Exercise requirements: Exclude images, then output the remaining data verbatim.

================================

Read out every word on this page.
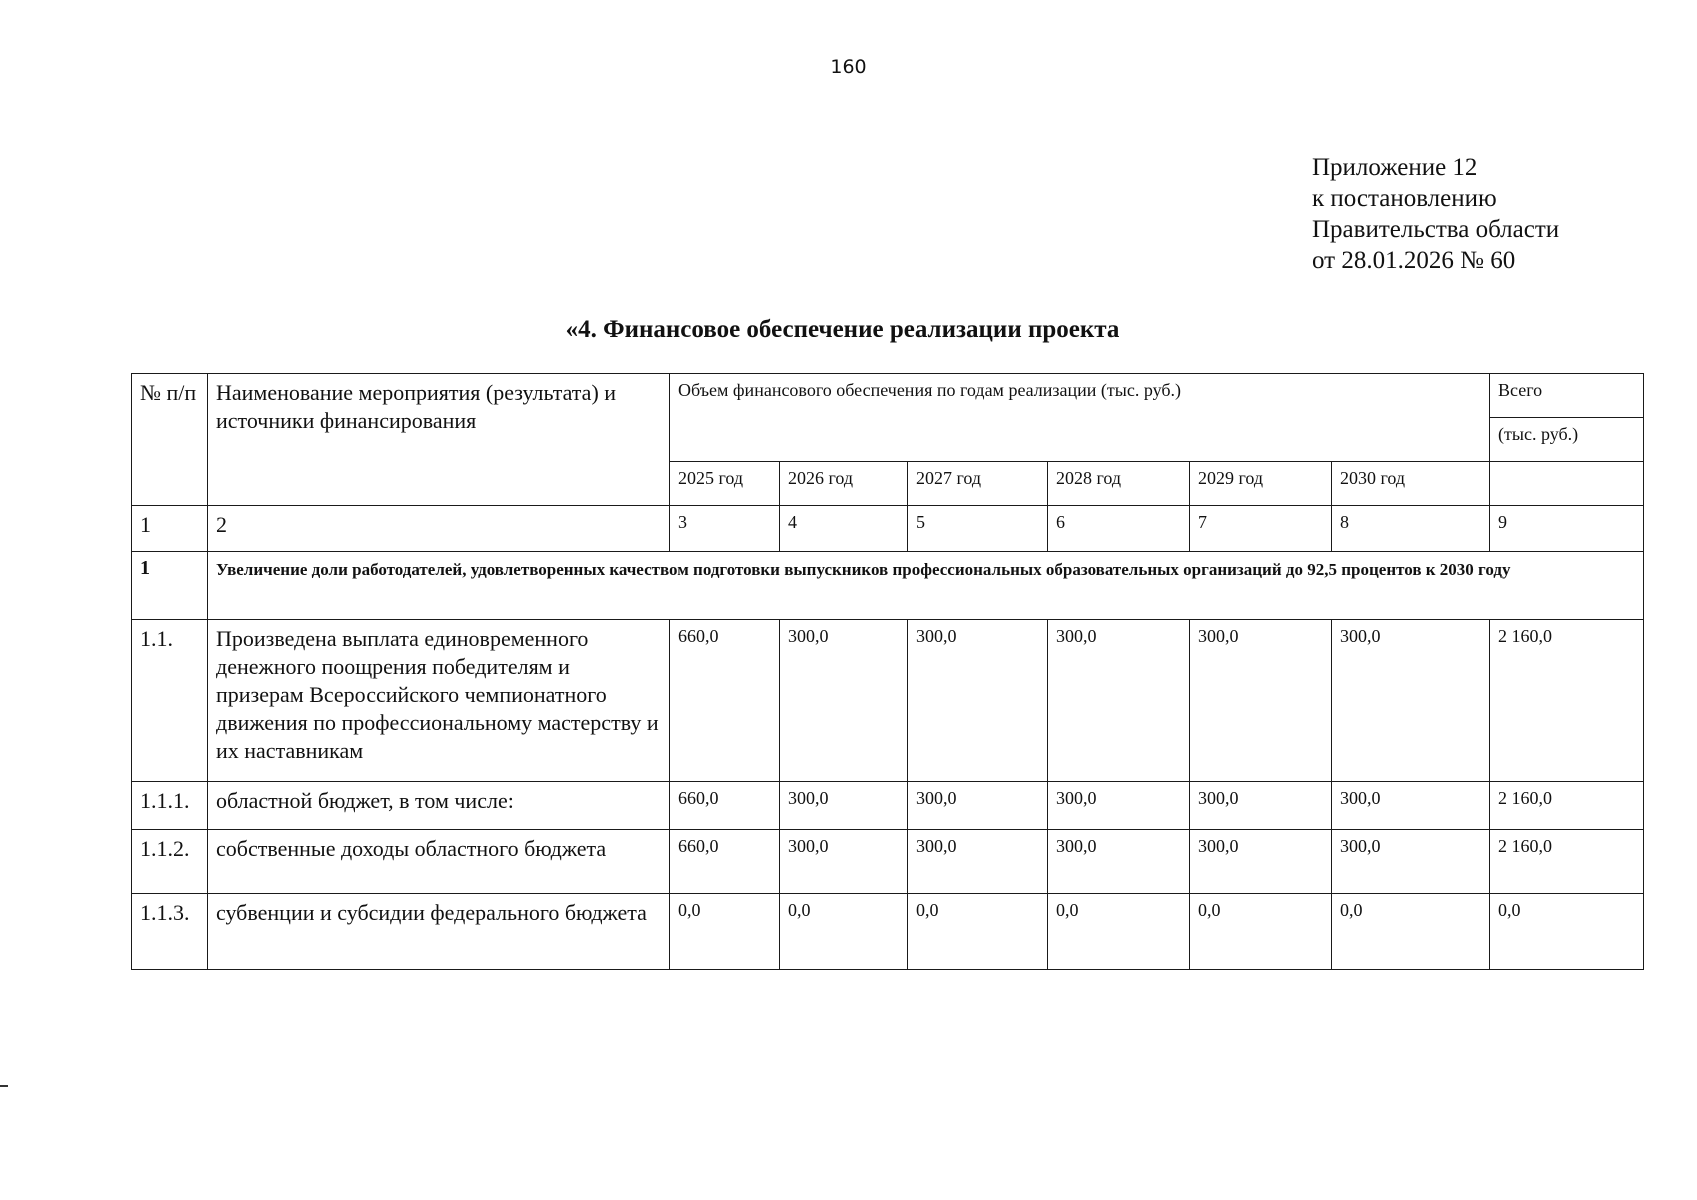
160
Приложение 12
к постановлению
Правительства области
от 28.01.2026 № 60
«4. Финансовое обеспечение реализации проекта
№ п/п	Наименование мероприятия (результата) и источники финансирования	Объем финансового обеспечения по годам реализации (тыс. руб.)						Всего
								(тыс. руб.)
		2025 год	2026 год	2027 год	2028 год	2029 год	2030 год	
1	2	3	4	5	6	7	8	9
1	Увеличение доли работодателей, удовлетворенных качеством подготовки выпускников профессиональных образовательных организаций до 92,5 процентов к 2030 году							
1.1.	Произведена выплата единовременного денежного поощрения победителям и призерам Всероссийского чемпионатного движения по профессиональному мастерству и их наставникам	660,0	300,0	300,0	300,0	300,0	300,0	2 160,0
1.1.1.	областной бюджет, в том числе:	660,0	300,0	300,0	300,0	300,0	300,0	2 160,0
1.1.2.	собственные доходы областного бюджета	660,0	300,0	300,0	300,0	300,0	300,0	2 160,0
1.1.3.	субвенции и субсидии федерального бюджета	0,0	0,0	0,0	0,0	0,0	0,0	0,0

================================

Complete output:
Read out every word on this page.
160
Приложение 12
к постановлению
Правительства области
от 28.01.2026 № 60
«4. Финансовое обеспечение реализации проекта
№ п/п	Наименование мероприятия (результата) и источники финансирования	Объем финансового обеспечения по годам реализации (тыс. руб.)						Всего
								(тыс. руб.)
		2025 год	2026 год	2027 год	2028 год	2029 год	2030 год	
1	2	3	4	5	6	7	8	9
1	Увеличение доли работодателей, удовлетворенных качеством подготовки выпускников профессиональных образовательных организаций до 92,5 процентов к 2030 году							
1.1.	Произведена выплата единовременного денежного поощрения победителям и призерам Всероссийского чемпионатного движения по профессиональному мастерству и их наставникам	660,0	300,0	300,0	300,0	300,0	300,0	2 160,0
1.1.1.	областной бюджет, в том числе:	660,0	300,0	300,0	300,0	300,0	300,0	2 160,0
1.1.2.	собственные доходы областного бюджета	660,0	300,0	300,0	300,0	300,0	300,0	2 160,0
1.1.3.	субвенции и субсидии федерального бюджета	0,0	0,0	0,0	0,0	0,0	0,0	0,0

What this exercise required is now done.